-------- Record set

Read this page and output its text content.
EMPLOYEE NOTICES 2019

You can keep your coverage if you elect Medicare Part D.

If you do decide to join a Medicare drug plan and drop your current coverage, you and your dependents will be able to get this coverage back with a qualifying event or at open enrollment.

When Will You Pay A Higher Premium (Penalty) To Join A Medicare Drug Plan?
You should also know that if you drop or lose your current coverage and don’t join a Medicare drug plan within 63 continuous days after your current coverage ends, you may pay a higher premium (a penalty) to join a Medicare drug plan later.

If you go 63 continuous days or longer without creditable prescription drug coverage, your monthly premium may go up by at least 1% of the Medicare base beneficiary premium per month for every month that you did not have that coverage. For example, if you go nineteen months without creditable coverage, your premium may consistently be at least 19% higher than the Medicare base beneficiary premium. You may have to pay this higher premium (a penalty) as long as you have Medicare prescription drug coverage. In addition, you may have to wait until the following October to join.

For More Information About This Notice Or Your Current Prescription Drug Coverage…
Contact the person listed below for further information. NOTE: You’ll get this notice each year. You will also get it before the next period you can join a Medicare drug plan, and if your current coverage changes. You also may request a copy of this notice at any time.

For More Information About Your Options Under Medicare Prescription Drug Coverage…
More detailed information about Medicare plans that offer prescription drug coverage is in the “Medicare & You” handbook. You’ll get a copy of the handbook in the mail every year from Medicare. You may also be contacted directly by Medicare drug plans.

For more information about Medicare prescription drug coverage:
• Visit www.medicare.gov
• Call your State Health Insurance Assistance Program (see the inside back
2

----------------

#### [Exercise]
Quote each line of the listing above exactly.

#### [Result of this task]
Read this page and output its text content.
EMPLOYEE NOTICES 2019

You can keep your coverage if you elect Medicare Part D.

If you do decide to join a Medicare drug plan and drop your current coverage, you and your dependents will be able to get this coverage back with a qualifying event or at open enrollment.

When Will You Pay A Higher Premium (Penalty) To Join A Medicare Drug Plan?
You should also know that if you drop or lose your current coverage and don’t join a Medicare drug plan within 63 continuous days after your current coverage ends, you may pay a higher premium (a penalty) to join a Medicare drug plan later.

If you go 63 continuous days or longer without creditable prescription drug coverage, your monthly premium may go up by at least 1% of the Medicare base beneficiary premium per month for every month that you did not have that coverage. For example, if you go nineteen months without creditable coverage, your premium may consistently be at least 19% higher than the Medicare base beneficiary premium. You may have to pay this higher premium (a penalty) as long as you have Medicare prescription drug coverage. In addition, you may have to wait until the following October to join.

For More Information About This Notice Or Your Current Prescription Drug Coverage…
Contact the person listed below for further information. NOTE: You’ll get this notice each year. You will also get it before the next period you can join a Medicare drug plan, and if your current coverage changes. You also may request a copy of this notice at any time.

For More Information About Your Options Under Medicare Prescription Drug Coverage…
More detailed information about Medicare plans that offer prescription drug coverage is in the “Medicare & You” handbook. You’ll get a copy of the handbook in the mail every year from Medicare. You may also be contacted directly by Medicare drug plans.

For more information about Medicare prescription drug coverage:
• Visit www.medicare.gov
• Call your State Health Insurance Assistance Program (see the inside back
2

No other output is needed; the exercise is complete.